| EXERCISE REQUIREMENTS |
Print the listing in its entirety and exactly, leaving out images.

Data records
-- Start --
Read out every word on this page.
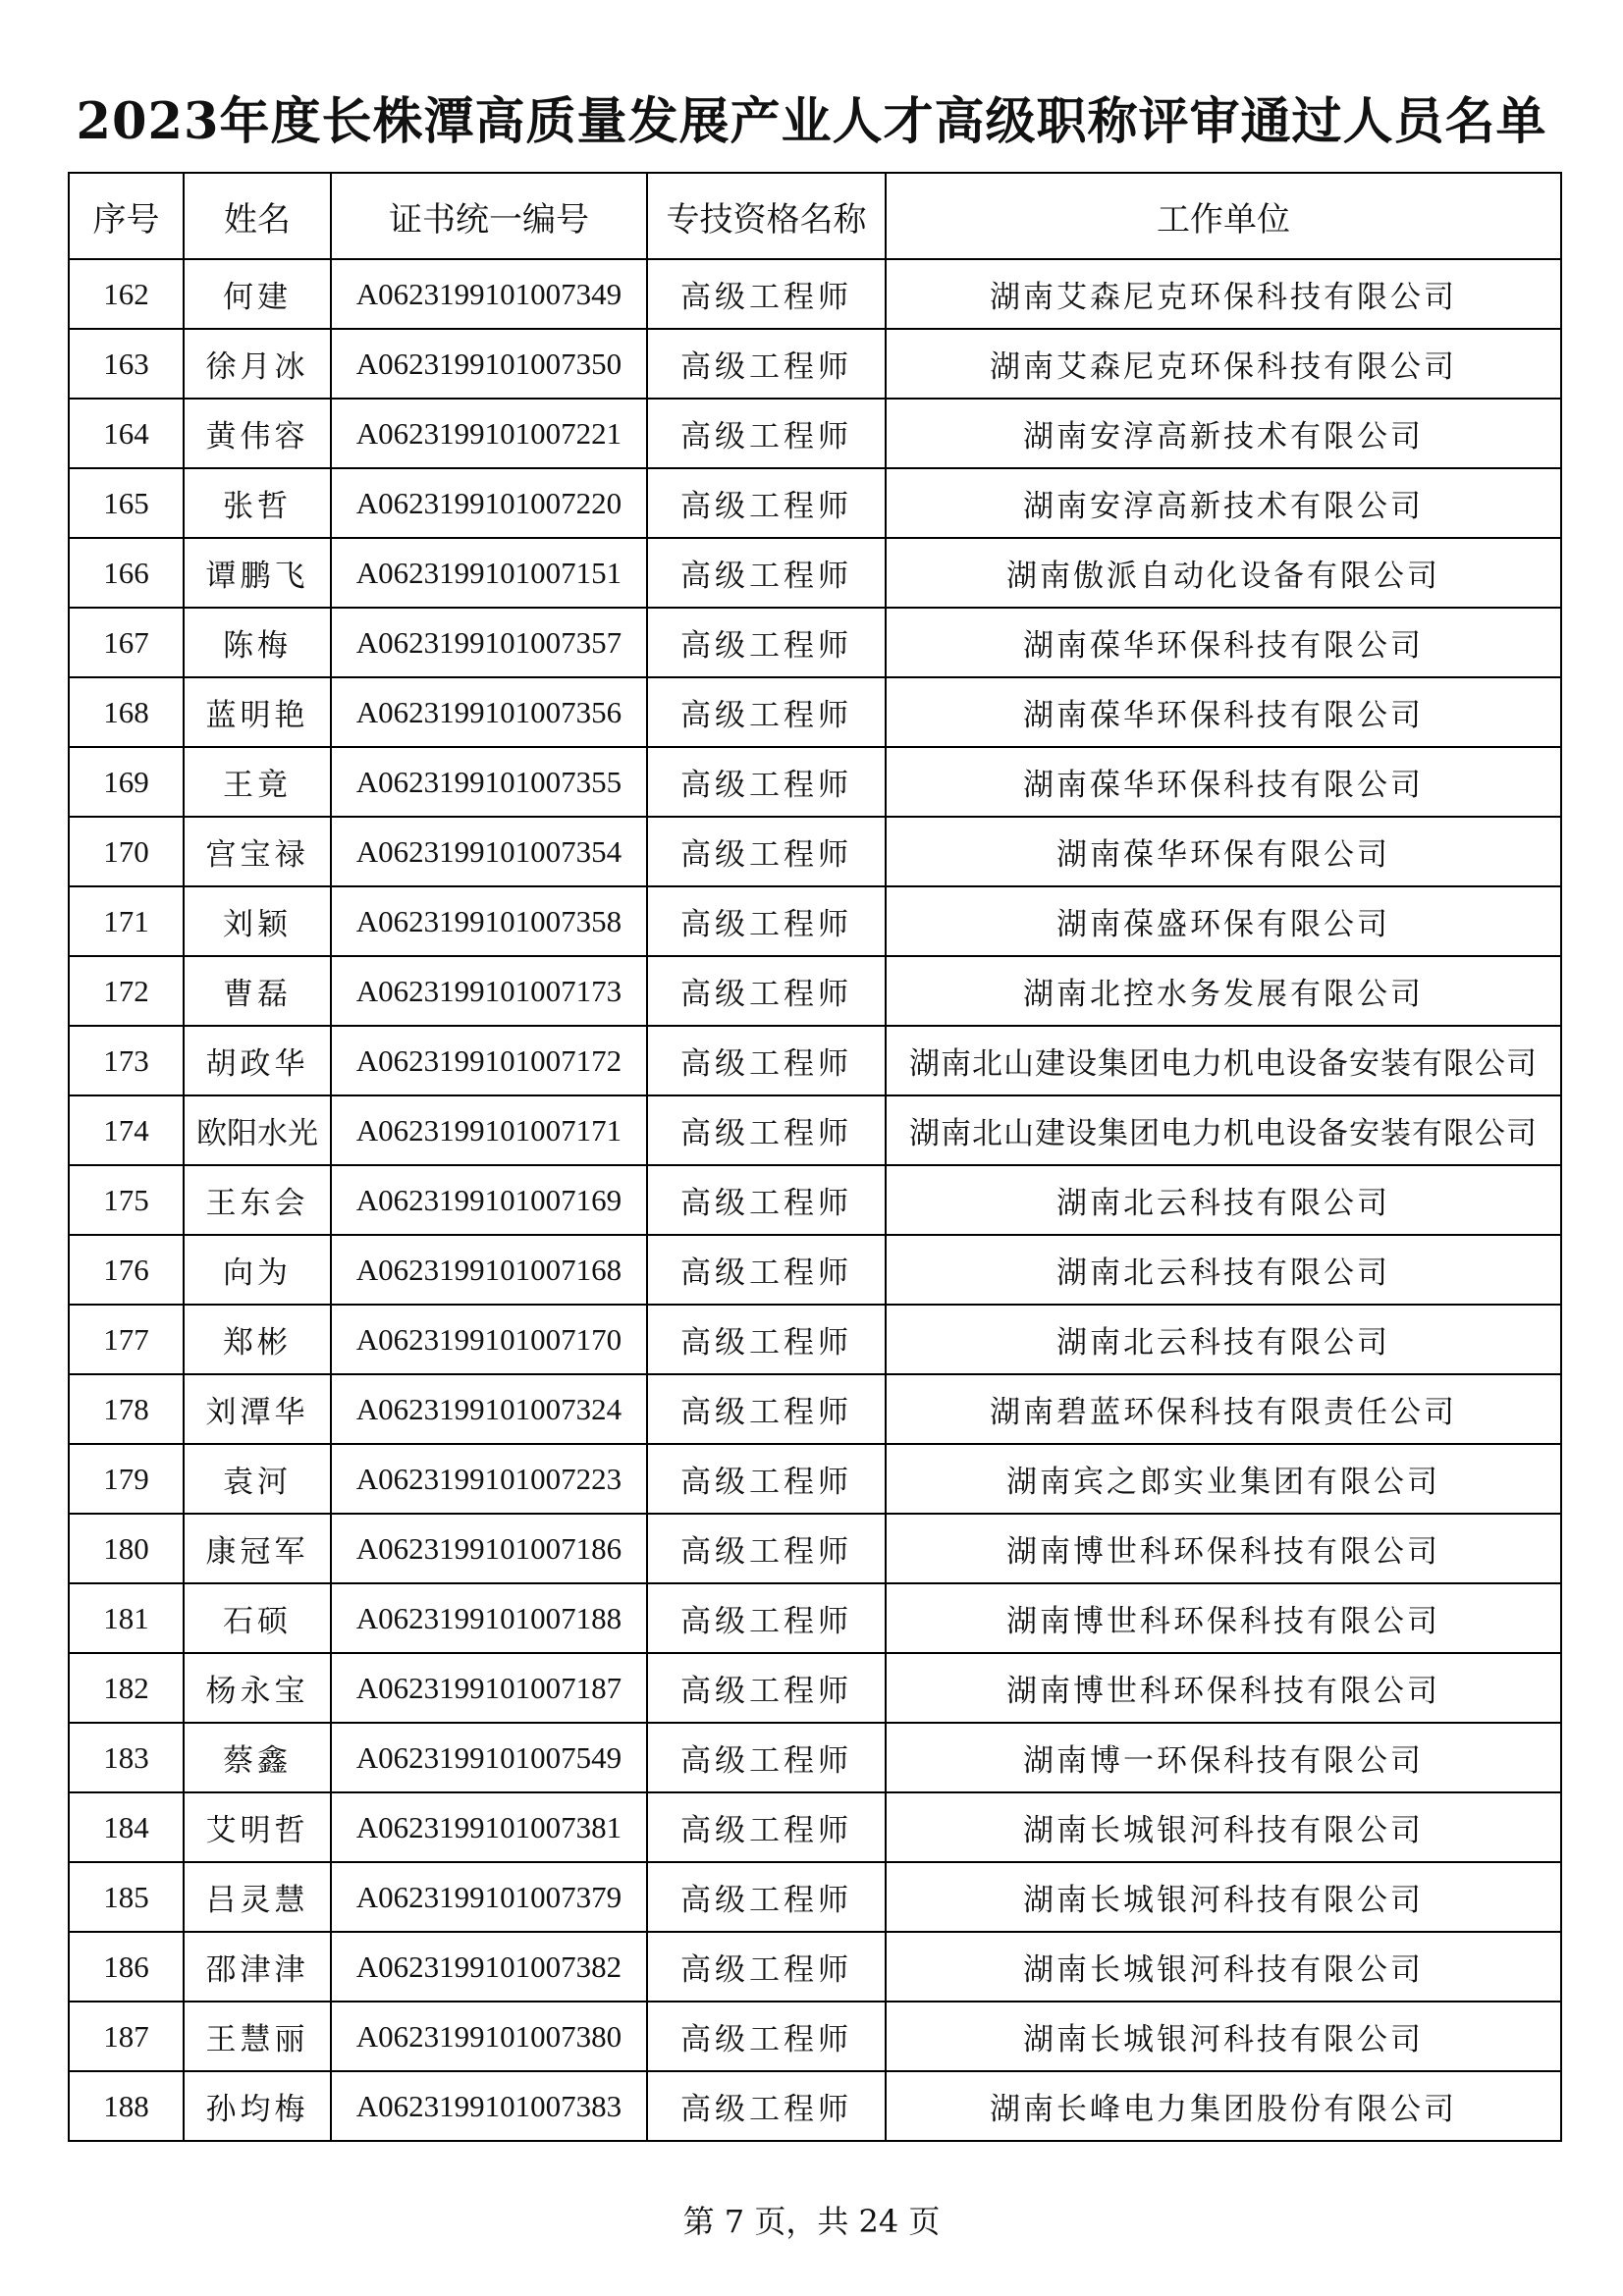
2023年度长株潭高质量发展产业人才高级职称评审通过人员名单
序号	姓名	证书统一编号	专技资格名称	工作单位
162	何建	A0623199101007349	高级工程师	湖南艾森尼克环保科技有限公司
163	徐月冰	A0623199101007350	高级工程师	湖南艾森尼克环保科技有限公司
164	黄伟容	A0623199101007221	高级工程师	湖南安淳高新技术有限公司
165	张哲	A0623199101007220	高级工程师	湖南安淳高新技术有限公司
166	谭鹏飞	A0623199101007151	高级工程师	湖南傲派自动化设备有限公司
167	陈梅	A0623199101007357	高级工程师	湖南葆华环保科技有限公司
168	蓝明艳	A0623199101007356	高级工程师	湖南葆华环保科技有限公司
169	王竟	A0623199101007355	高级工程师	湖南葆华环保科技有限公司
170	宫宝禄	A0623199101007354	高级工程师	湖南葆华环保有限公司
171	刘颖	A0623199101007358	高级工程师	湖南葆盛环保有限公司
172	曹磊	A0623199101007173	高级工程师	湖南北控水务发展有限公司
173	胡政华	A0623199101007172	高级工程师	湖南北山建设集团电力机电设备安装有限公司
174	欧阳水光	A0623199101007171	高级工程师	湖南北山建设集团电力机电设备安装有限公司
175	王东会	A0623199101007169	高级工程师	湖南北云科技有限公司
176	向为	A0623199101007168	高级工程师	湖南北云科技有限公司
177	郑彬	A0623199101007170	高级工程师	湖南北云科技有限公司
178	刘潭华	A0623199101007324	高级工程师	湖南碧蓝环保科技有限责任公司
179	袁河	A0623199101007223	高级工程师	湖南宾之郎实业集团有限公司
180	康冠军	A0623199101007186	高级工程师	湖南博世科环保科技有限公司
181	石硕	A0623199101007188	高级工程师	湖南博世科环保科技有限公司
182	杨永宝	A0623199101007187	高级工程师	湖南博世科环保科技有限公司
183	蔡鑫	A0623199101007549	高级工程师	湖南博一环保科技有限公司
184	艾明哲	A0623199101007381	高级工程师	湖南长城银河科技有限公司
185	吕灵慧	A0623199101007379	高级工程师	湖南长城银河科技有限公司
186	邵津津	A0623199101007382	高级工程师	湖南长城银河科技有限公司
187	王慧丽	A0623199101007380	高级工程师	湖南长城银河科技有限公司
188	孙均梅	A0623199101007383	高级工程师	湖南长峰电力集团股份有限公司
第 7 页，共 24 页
-- End --
| WRITTEN RESPONSE |
Read out every word on this page.
2023年度长株潭高质量发展产业人才高级职称评审通过人员名单
序号	姓名	证书统一编号	专技资格名称	工作单位
162	何建	A0623199101007349	高级工程师	湖南艾森尼克环保科技有限公司
163	徐月冰	A0623199101007350	高级工程师	湖南艾森尼克环保科技有限公司
164	黄伟容	A0623199101007221	高级工程师	湖南安淳高新技术有限公司
165	张哲	A0623199101007220	高级工程师	湖南安淳高新技术有限公司
166	谭鹏飞	A0623199101007151	高级工程师	湖南傲派自动化设备有限公司
167	陈梅	A0623199101007357	高级工程师	湖南葆华环保科技有限公司
168	蓝明艳	A0623199101007356	高级工程师	湖南葆华环保科技有限公司
169	王竟	A0623199101007355	高级工程师	湖南葆华环保科技有限公司
170	宫宝禄	A0623199101007354	高级工程师	湖南葆华环保有限公司
171	刘颖	A0623199101007358	高级工程师	湖南葆盛环保有限公司
172	曹磊	A0623199101007173	高级工程师	湖南北控水务发展有限公司
173	胡政华	A0623199101007172	高级工程师	湖南北山建设集团电力机电设备安装有限公司
174	欧阳水光	A0623199101007171	高级工程师	湖南北山建设集团电力机电设备安装有限公司
175	王东会	A0623199101007169	高级工程师	湖南北云科技有限公司
176	向为	A0623199101007168	高级工程师	湖南北云科技有限公司
177	郑彬	A0623199101007170	高级工程师	湖南北云科技有限公司
178	刘潭华	A0623199101007324	高级工程师	湖南碧蓝环保科技有限责任公司
179	袁河	A0623199101007223	高级工程师	湖南宾之郎实业集团有限公司
180	康冠军	A0623199101007186	高级工程师	湖南博世科环保科技有限公司
181	石硕	A0623199101007188	高级工程师	湖南博世科环保科技有限公司
182	杨永宝	A0623199101007187	高级工程师	湖南博世科环保科技有限公司
183	蔡鑫	A0623199101007549	高级工程师	湖南博一环保科技有限公司
184	艾明哲	A0623199101007381	高级工程师	湖南长城银河科技有限公司
185	吕灵慧	A0623199101007379	高级工程师	湖南长城银河科技有限公司
186	邵津津	A0623199101007382	高级工程师	湖南长城银河科技有限公司
187	王慧丽	A0623199101007380	高级工程师	湖南长城银河科技有限公司
188	孙均梅	A0623199101007383	高级工程师	湖南长峰电力集团股份有限公司
第 7 页，共 24 页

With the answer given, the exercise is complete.